**Job**
Report every line in the listing that contains the string "установленном".

**Record excerpts**

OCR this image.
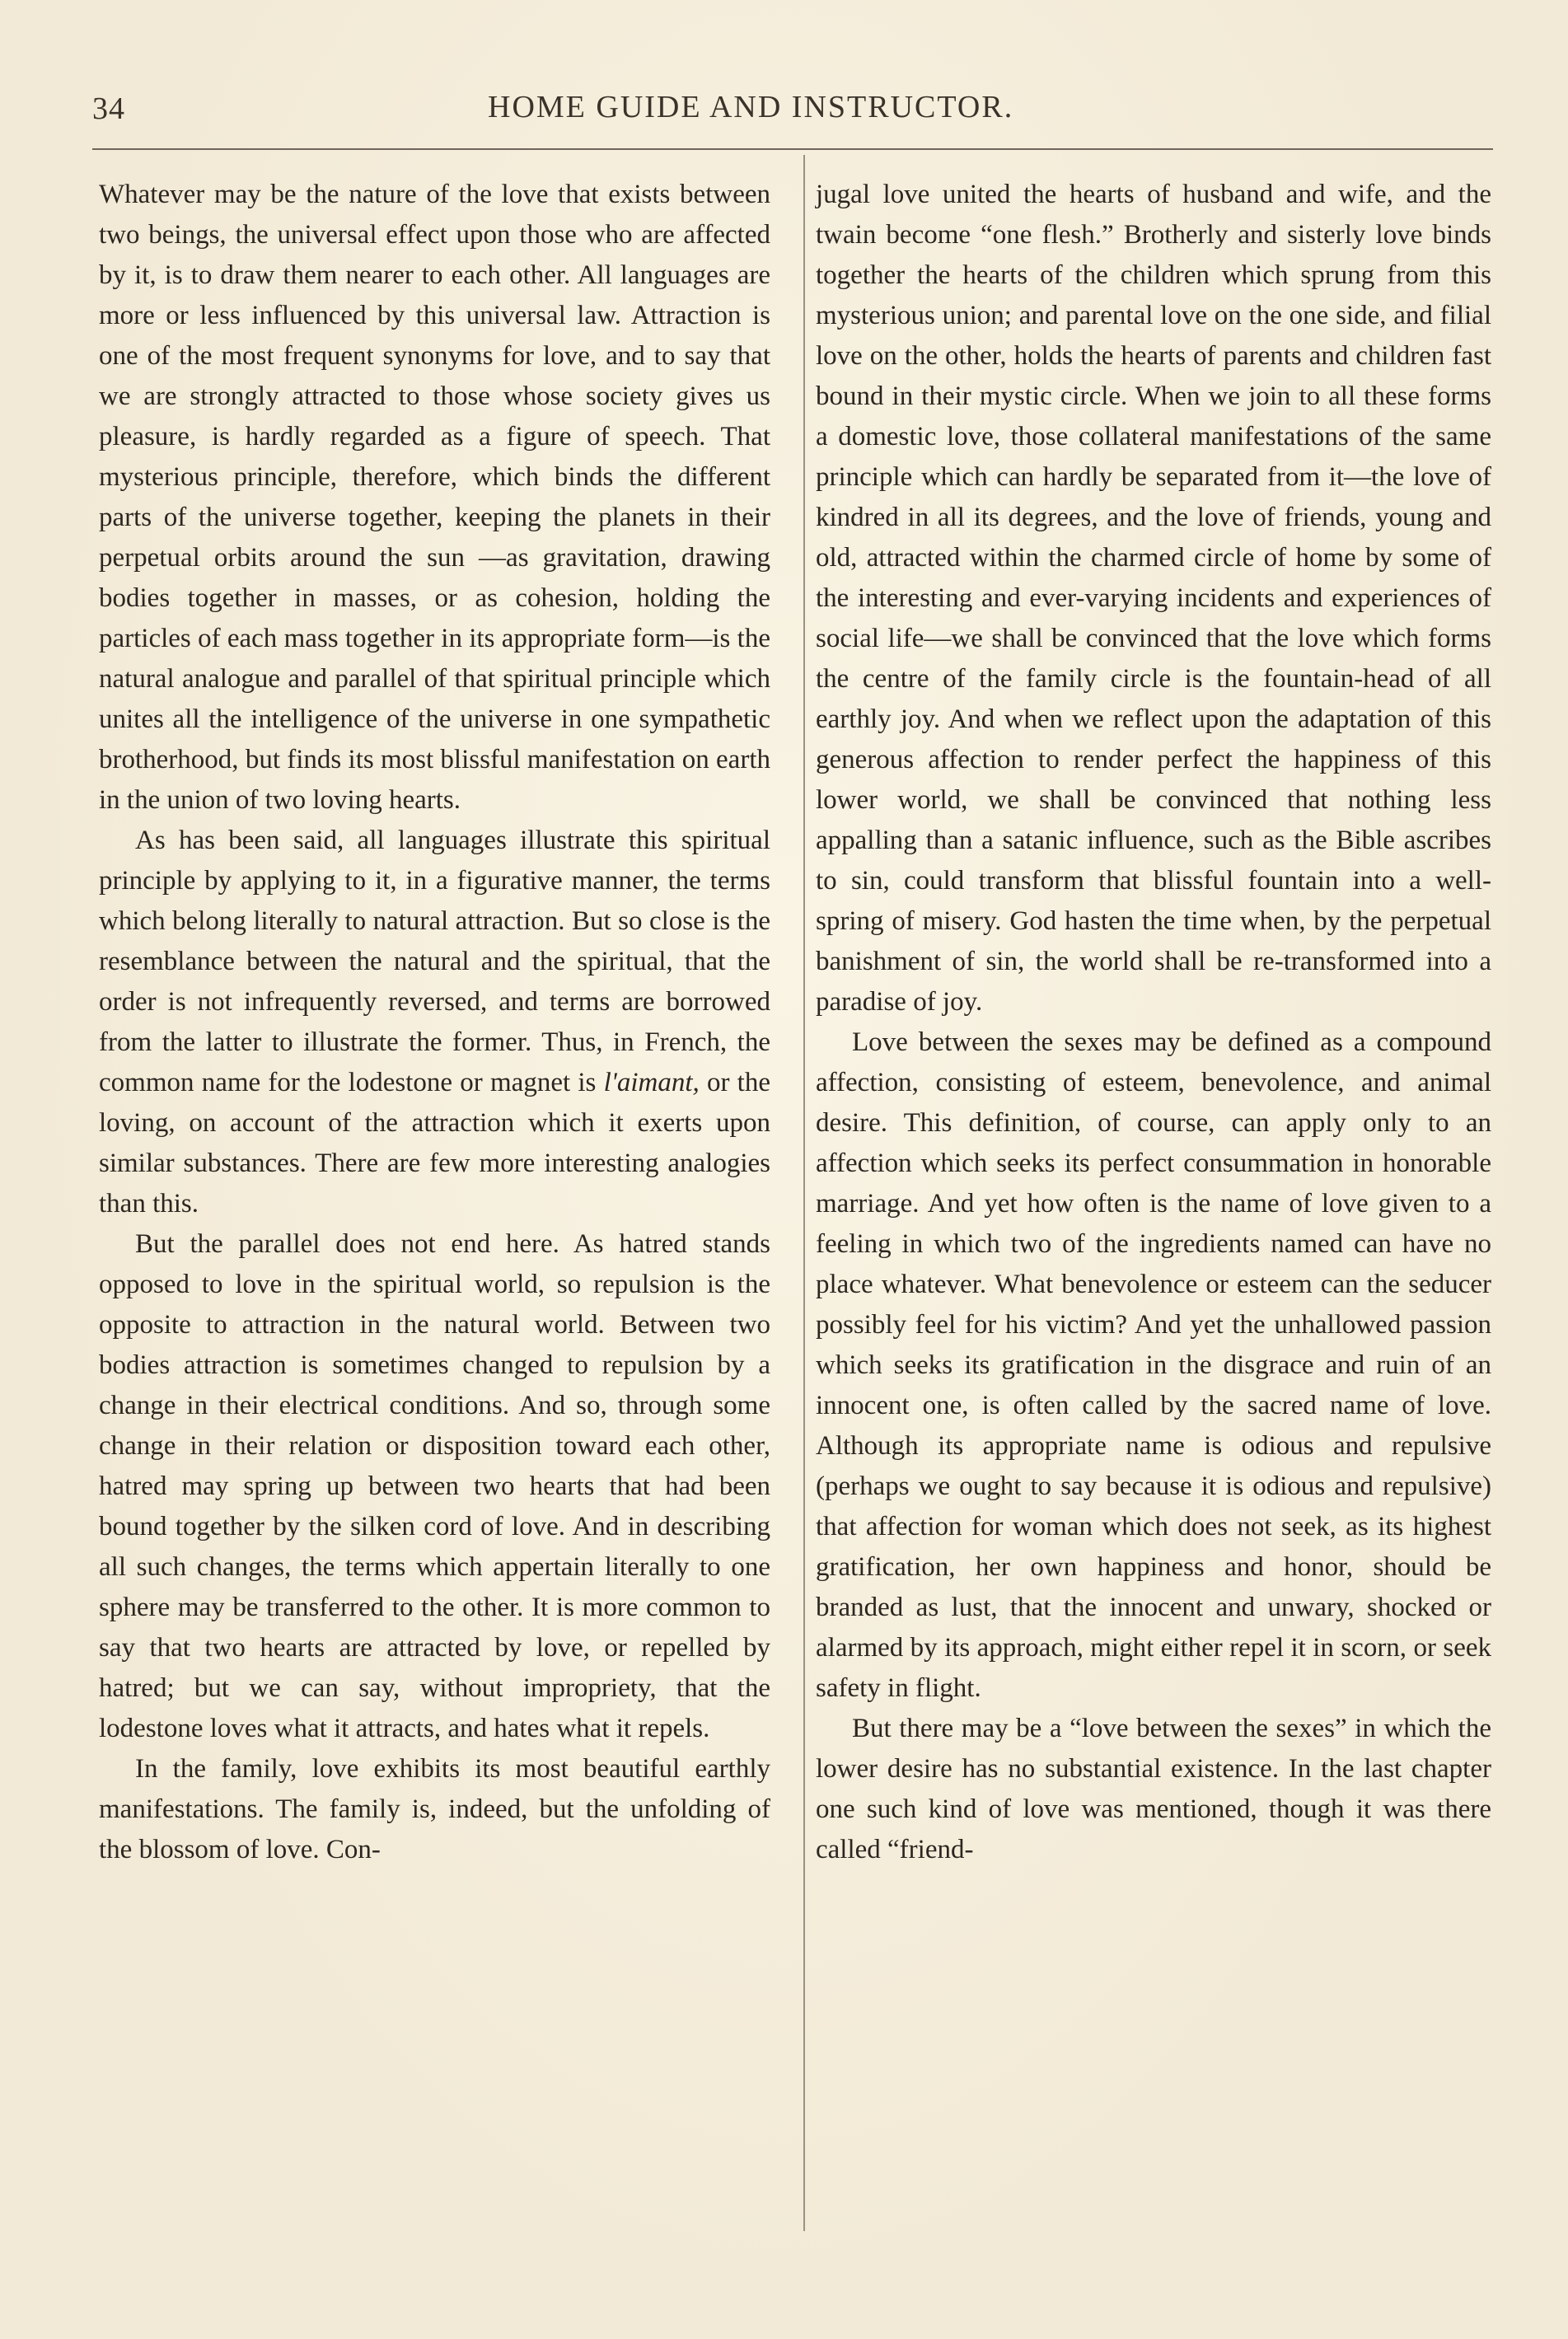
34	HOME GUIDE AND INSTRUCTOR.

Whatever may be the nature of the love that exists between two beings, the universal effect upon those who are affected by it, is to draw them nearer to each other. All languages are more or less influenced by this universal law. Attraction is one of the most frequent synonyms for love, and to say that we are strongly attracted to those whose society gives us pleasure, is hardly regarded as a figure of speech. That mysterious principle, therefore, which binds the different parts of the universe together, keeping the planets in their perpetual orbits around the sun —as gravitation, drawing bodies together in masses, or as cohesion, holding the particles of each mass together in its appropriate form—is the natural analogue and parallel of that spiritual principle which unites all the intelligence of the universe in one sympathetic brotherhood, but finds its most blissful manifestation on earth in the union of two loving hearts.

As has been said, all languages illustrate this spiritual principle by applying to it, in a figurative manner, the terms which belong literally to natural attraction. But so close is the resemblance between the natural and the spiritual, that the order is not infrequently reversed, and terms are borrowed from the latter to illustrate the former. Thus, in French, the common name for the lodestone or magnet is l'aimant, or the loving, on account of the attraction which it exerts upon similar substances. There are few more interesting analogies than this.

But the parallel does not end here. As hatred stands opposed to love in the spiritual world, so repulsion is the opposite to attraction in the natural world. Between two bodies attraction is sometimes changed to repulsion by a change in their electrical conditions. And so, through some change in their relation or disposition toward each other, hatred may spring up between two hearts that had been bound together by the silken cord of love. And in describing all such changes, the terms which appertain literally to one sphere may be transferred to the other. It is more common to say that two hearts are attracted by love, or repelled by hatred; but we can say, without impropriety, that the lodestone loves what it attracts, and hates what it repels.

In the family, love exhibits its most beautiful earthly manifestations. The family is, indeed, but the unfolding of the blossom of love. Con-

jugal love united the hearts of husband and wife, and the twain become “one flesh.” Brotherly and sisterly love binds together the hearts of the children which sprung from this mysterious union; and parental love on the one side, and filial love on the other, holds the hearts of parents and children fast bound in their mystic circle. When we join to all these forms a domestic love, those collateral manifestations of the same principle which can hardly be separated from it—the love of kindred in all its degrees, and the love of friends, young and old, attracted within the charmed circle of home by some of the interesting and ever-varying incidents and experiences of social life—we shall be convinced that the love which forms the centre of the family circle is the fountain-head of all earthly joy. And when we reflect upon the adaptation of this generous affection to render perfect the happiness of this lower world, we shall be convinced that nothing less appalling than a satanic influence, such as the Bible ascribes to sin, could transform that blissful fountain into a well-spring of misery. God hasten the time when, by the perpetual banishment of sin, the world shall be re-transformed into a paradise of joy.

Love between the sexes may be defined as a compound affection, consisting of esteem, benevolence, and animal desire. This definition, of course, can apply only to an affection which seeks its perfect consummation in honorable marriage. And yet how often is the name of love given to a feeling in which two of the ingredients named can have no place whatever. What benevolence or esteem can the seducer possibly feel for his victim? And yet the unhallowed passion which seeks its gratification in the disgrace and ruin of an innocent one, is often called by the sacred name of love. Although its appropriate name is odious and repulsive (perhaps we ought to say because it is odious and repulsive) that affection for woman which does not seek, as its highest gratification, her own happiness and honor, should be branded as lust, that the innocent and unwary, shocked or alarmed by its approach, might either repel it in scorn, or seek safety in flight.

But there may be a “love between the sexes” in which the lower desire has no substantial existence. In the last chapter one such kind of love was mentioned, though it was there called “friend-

==

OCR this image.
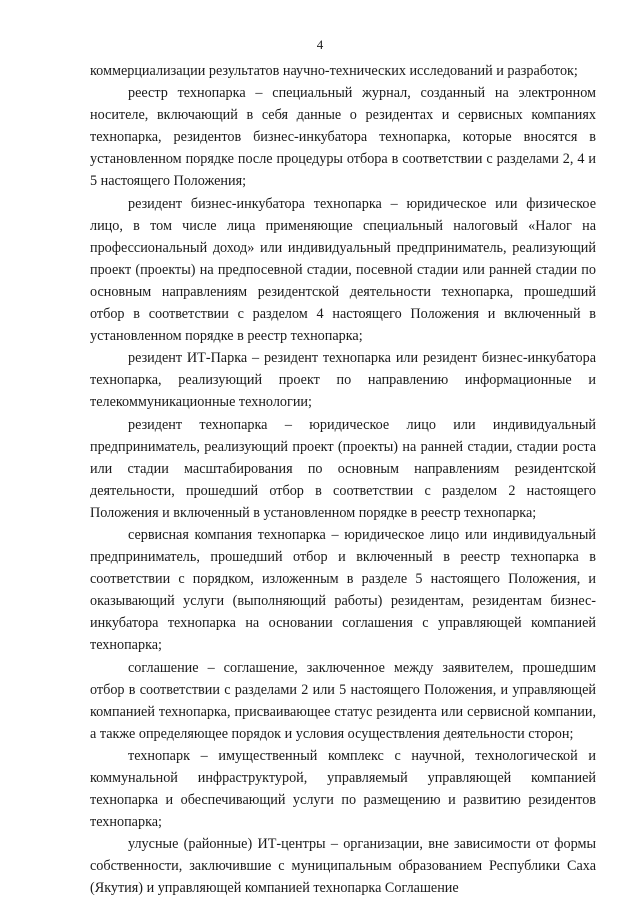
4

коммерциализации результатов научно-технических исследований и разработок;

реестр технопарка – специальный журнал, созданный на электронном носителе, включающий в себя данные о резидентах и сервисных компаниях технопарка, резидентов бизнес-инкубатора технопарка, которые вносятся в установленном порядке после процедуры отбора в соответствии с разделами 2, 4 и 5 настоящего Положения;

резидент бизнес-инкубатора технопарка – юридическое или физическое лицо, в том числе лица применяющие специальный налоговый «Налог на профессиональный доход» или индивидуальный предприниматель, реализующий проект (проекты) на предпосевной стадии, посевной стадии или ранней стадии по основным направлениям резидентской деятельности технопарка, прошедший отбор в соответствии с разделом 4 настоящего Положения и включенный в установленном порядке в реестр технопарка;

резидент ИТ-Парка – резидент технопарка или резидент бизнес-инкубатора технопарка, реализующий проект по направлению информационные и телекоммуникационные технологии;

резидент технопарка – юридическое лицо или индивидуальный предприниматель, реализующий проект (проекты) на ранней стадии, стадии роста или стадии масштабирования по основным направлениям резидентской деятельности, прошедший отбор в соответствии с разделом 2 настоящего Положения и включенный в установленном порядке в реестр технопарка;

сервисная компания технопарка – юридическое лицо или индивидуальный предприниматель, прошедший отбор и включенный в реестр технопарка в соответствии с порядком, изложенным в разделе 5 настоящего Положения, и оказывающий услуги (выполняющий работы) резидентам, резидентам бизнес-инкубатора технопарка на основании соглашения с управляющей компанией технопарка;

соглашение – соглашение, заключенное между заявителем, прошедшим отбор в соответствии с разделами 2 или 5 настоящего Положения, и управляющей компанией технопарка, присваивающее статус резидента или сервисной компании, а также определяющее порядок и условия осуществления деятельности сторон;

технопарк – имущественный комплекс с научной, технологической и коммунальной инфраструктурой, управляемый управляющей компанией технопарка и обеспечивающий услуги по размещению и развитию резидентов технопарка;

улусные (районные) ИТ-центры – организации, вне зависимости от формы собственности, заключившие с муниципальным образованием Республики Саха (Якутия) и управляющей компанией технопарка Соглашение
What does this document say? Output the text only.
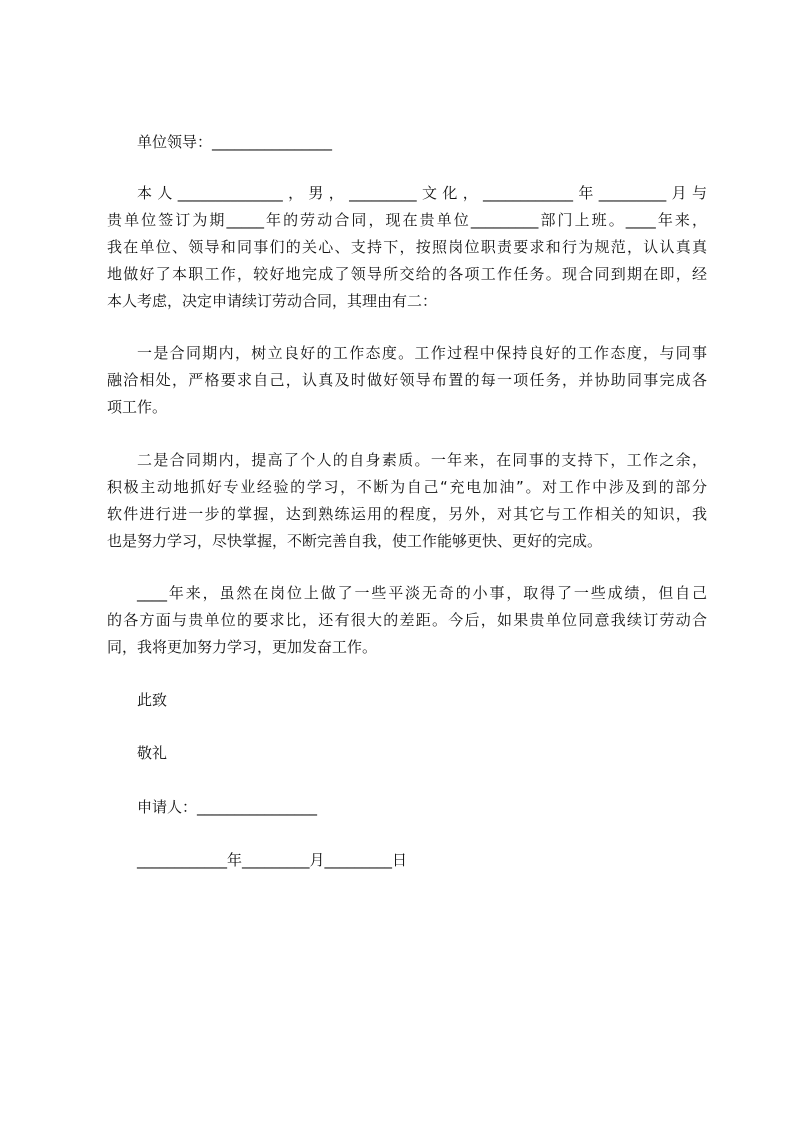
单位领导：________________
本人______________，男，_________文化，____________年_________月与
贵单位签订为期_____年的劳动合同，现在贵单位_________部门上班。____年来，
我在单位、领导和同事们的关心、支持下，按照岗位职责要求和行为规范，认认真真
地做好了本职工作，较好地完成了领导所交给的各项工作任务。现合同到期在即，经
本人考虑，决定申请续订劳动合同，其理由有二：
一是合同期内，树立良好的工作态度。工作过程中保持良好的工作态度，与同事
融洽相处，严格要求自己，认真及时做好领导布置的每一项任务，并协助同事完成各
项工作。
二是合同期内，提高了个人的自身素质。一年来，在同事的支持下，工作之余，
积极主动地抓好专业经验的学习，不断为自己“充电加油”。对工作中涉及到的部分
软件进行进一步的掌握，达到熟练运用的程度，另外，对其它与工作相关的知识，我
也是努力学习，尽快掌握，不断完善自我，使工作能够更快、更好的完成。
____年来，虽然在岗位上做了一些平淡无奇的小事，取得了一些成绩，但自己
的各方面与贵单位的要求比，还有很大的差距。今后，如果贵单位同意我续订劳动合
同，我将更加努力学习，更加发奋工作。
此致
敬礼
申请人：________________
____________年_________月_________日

--

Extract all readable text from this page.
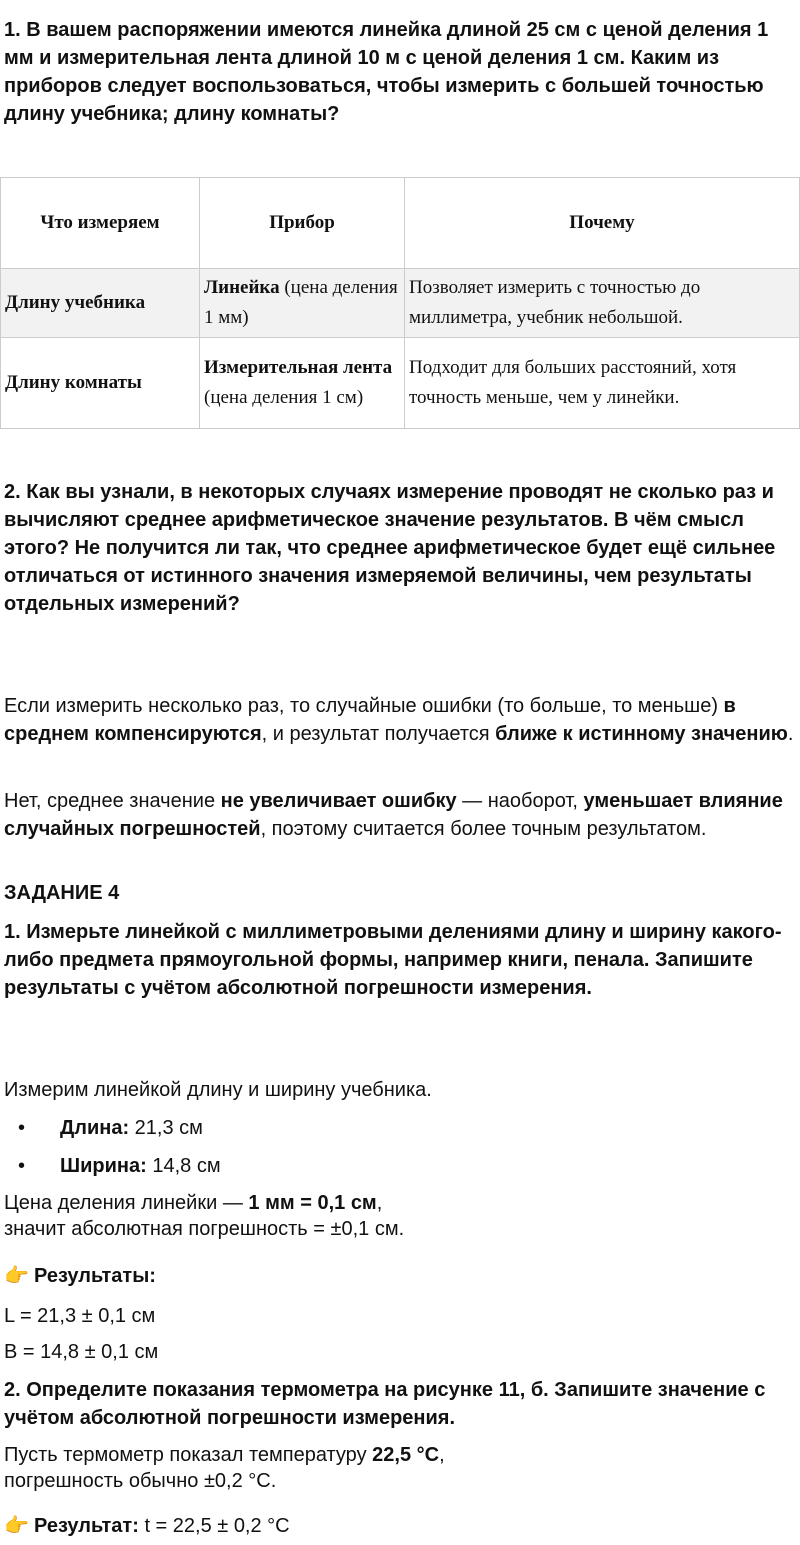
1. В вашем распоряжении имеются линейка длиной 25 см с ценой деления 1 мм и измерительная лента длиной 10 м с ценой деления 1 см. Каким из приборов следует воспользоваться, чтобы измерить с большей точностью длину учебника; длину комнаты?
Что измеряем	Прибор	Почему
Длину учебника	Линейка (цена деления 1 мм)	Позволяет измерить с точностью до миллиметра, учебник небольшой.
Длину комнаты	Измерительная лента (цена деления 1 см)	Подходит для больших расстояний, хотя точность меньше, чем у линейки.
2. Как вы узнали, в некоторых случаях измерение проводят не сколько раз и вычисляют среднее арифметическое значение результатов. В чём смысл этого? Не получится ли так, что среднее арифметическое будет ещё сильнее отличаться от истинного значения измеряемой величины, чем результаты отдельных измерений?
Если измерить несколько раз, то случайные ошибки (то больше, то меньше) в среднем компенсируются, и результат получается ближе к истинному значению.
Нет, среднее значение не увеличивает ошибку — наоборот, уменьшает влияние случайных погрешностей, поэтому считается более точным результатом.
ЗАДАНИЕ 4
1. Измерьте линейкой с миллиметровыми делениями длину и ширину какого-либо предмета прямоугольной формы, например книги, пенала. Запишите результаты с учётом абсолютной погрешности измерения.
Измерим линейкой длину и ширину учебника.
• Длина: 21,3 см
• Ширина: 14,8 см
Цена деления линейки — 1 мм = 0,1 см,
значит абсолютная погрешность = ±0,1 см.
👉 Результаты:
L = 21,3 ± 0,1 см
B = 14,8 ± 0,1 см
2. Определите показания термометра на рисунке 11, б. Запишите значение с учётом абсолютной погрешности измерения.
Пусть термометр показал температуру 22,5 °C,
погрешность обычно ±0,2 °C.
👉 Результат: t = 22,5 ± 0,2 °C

**Solved problem**
реестр технопарка – специальный журнал, созданный на электронном носителе, включающий в себя данные о резидентах и сервисных компаниях технопарка, резидентов бизнес-инкубатора технопарка, которые вносятся в установленном порядке после процедуры отбора в соответствии с разделами 2, 4 и 5 настоящего Положения;
резидент бизнес-инкубатора технопарка – юридическое или физическое лицо, в том числе лица применяющие специальный налоговый «Налог на профессиональный доход» или индивидуальный предприниматель, реализующий проект (проекты) на предпосевной стадии, посевной стадии или ранней стадии по основным направлениям резидентской деятельности технопарка, прошедший отбор в соответствии с разделом 4 настоящего Положения и включенный в установленном порядке в реестр технопарка;
резидент технопарка – юридическое лицо или индивидуальный предприниматель, реализующий проект (проекты) на ранней стадии, стадии роста или стадии масштабирования по основным направлениям резидентской деятельности, прошедший отбор в соответствии с разделом 2 настоящего Положения и включенный в установленном порядке в реестр технопарка;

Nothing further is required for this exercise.